◆ Request A
Duplicate the part of the Bellman equation passage starting at "Step 3 — record" and ending at "one already solved.", character for character.

+-------+

The Bellman Equation

The principle of optimality says every tail of an optimal trajectory is optimal, so the cost-to-go depends only on the current state. In discrete time that observation becomes an explicit, mechanical recursion — the Bellman equation — that fills in the value function one stage at a time, working backward from the end.

The backward recursion

Take an N-stage problem. The state evolves by a known dynamics x_{k+1} = f(x_k, u_k), each stage incurs a running cost g(x_k, u_k), and the end state is charged a terminal cost \varphi(x_N). Write V_k(x) for the cost-to-go: the least total cost incurred from stage k onward, starting in state x.

Step 1 — the terminal condition. At the last stage nothing remains to be decided, so the cost-to-go is just the terminal charge:

V_N(x) = \varphi(x).

Step 2 — one stage of the recursion. Standing in state x at stage k, picking control u costs g(x, u) right now and moves you to f(x, u), from where — by the principle of optimality — the best you can do is V_{k+1}(f(x, u)). Choosing u to minimise the sum gives Bellman's equation:

V_k(x) = \min_{u} \Big[\, \underbrace{g(x, u)}_{\text{cost now}} + \underbrace{V_{k+1}\big(f(x, u)\big)}_{\text{optimal cost-to-go next}} \,\Big].

Step 3 — record the minimiser. The control that attains the minimum is the optimal action at (x, k):

\mu_k^\*(x) = \arg\min_{u} \Big[\, g(x, u) + V_{k+1}\big(f(x, u)\big) \,\Big].

Collecting \mu_k^\* over every state and stage gives the optimal feedback policy — a lookup table of "what to do in each state" — which is far more than the maximum principle's single open-loop trajectory. We sweep k = N, N-1, \dots, 0, each stage built from the one already solved.

A fully worked example

Let the state be x \in \{0, 1, 2\}, with two controls u \in \{0, 1\} and dynamics x_{k+1} = \min(x + u,\, 2) (you may step up by one, capped at 2). The running cost is g(x, u) = x + 2u — occupying a higher state costs more, and each step up costs 2 — while the terminal cost \varphi(x) = 4(2 - x) rewards finishing high. There are N = 2 stages, and we start at x_0 = 0.

+-------+

◆ Request B
In the records below, set down every line starting at the first line of the records and ending at the line that contains "svg-text:103: 103 — [251, 124, 278, 141]", with both of those lines included and each one reproduced without any change.

+-------+

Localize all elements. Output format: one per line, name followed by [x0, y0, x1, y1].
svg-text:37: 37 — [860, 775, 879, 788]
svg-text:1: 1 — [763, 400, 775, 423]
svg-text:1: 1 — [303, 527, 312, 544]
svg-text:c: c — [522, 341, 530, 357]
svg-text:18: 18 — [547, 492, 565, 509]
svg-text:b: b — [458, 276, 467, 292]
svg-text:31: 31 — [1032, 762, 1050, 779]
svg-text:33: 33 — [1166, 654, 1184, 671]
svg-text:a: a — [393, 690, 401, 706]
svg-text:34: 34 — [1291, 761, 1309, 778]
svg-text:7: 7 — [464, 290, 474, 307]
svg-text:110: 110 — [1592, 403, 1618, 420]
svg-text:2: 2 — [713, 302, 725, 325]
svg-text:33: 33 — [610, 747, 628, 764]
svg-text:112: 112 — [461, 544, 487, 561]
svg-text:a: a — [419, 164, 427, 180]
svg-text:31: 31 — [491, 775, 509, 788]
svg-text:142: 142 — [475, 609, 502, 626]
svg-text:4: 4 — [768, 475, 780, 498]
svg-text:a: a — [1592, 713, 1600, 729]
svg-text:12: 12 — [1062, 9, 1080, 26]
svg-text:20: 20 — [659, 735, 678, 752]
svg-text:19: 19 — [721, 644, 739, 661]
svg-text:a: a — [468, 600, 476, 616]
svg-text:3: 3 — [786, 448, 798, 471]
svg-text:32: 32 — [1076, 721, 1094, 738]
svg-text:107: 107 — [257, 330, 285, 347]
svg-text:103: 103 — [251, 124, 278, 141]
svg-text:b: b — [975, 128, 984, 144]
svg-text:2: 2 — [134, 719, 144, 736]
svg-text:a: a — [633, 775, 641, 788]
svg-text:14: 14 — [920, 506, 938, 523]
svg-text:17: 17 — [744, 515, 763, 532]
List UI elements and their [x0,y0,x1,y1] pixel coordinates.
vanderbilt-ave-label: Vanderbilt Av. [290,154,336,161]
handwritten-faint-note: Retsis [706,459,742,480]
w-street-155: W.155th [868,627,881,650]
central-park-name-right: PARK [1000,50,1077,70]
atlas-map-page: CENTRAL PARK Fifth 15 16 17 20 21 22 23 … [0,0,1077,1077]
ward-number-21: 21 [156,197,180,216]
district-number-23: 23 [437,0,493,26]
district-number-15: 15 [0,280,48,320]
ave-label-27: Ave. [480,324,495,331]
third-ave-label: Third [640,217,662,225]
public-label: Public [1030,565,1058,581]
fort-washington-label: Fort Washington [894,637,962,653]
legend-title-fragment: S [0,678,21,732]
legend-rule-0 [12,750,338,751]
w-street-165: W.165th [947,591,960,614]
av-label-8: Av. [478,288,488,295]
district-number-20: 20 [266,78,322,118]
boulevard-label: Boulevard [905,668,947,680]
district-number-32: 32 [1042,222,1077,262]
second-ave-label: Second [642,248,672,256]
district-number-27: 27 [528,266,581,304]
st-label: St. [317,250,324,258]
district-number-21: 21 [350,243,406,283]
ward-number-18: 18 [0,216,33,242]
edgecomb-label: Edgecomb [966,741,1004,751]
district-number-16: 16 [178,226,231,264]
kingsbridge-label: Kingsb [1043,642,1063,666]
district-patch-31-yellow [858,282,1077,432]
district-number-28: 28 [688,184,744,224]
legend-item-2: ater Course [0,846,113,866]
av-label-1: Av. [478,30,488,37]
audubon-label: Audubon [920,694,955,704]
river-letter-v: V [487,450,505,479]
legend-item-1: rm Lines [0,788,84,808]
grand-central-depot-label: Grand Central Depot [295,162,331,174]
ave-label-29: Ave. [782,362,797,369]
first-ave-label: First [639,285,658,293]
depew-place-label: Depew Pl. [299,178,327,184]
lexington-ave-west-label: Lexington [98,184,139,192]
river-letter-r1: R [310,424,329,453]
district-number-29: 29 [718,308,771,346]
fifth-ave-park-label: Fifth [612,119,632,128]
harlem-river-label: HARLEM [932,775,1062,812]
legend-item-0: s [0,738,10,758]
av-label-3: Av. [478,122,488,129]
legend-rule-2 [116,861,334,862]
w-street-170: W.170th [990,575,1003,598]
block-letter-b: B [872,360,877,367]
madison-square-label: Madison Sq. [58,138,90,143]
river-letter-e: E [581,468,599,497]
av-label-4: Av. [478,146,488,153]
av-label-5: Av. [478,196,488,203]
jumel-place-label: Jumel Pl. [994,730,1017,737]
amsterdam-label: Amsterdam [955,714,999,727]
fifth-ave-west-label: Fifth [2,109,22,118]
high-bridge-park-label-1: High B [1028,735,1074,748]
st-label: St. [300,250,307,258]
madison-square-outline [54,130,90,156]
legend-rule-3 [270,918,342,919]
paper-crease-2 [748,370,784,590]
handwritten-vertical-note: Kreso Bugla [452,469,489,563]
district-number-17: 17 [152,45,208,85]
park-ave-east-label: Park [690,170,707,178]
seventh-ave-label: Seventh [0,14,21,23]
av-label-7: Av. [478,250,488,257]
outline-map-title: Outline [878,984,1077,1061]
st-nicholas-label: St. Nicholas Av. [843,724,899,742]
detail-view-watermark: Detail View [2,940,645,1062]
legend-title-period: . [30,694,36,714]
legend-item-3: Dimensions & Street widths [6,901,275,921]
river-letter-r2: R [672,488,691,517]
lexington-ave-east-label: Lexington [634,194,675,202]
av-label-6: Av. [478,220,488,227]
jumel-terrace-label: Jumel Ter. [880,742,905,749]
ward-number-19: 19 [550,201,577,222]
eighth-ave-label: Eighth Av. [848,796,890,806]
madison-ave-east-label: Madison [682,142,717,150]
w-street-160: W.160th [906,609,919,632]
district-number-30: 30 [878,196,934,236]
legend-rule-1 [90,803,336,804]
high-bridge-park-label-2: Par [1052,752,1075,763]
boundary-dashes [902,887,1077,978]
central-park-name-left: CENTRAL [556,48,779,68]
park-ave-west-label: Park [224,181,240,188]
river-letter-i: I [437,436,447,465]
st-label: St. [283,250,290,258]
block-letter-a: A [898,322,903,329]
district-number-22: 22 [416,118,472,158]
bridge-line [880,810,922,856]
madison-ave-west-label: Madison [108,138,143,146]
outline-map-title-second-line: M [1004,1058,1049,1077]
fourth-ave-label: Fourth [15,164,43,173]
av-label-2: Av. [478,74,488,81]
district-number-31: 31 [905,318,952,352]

+-------+

◆ Worked solution A
Step 3 — record the minimiser. The control that attains the minimum is the optimal action at (x, k):

\mu_k^\*(x) = \arg\min_{u} \Big[\, g(x, u) + V_{k+1}\big(f(x, u)\big) \,\Big].

Collecting \mu_k^\* over every state and stage gives the optimal feedback policy — a lookup table of "what to do in each state" — which is far more than the maximum principle's single open-loop trajectory. We sweep k = N, N-1, \dots, 0, each stage built from the one already solved.

◆ Worked solution B
Localize all elements. Output format: one per line, name followed by [x0, y0, x1, y1].
svg-text:37: 37 — [860, 775, 879, 788]
svg-text:1: 1 — [763, 400, 775, 423]
svg-text:1: 1 — [303, 527, 312, 544]
svg-text:c: c — [522, 341, 530, 357]
svg-text:18: 18 — [547, 492, 565, 509]
svg-text:b: b — [458, 276, 467, 292]
svg-text:31: 31 — [1032, 762, 1050, 779]
svg-text:33: 33 — [1166, 654, 1184, 671]
svg-text:a: a — [393, 690, 401, 706]
svg-text:34: 34 — [1291, 761, 1309, 778]
svg-text:7: 7 — [464, 290, 474, 307]
svg-text:110: 110 — [1592, 403, 1618, 420]
svg-text:2: 2 — [713, 302, 725, 325]
svg-text:33: 33 — [610, 747, 628, 764]
svg-text:112: 112 — [461, 544, 487, 561]
svg-text:a: a — [419, 164, 427, 180]
svg-text:31: 31 — [491, 775, 509, 788]
svg-text:142: 142 — [475, 609, 502, 626]
svg-text:4: 4 — [768, 475, 780, 498]
svg-text:a: a — [1592, 713, 1600, 729]
svg-text:12: 12 — [1062, 9, 1080, 26]
svg-text:20: 20 — [659, 735, 678, 752]
svg-text:19: 19 — [721, 644, 739, 661]
svg-text:a: a — [468, 600, 476, 616]
svg-text:3: 3 — [786, 448, 798, 471]
svg-text:32: 32 — [1076, 721, 1094, 738]
svg-text:107: 107 — [257, 330, 285, 347]
svg-text:103: 103 — [251, 124, 278, 141]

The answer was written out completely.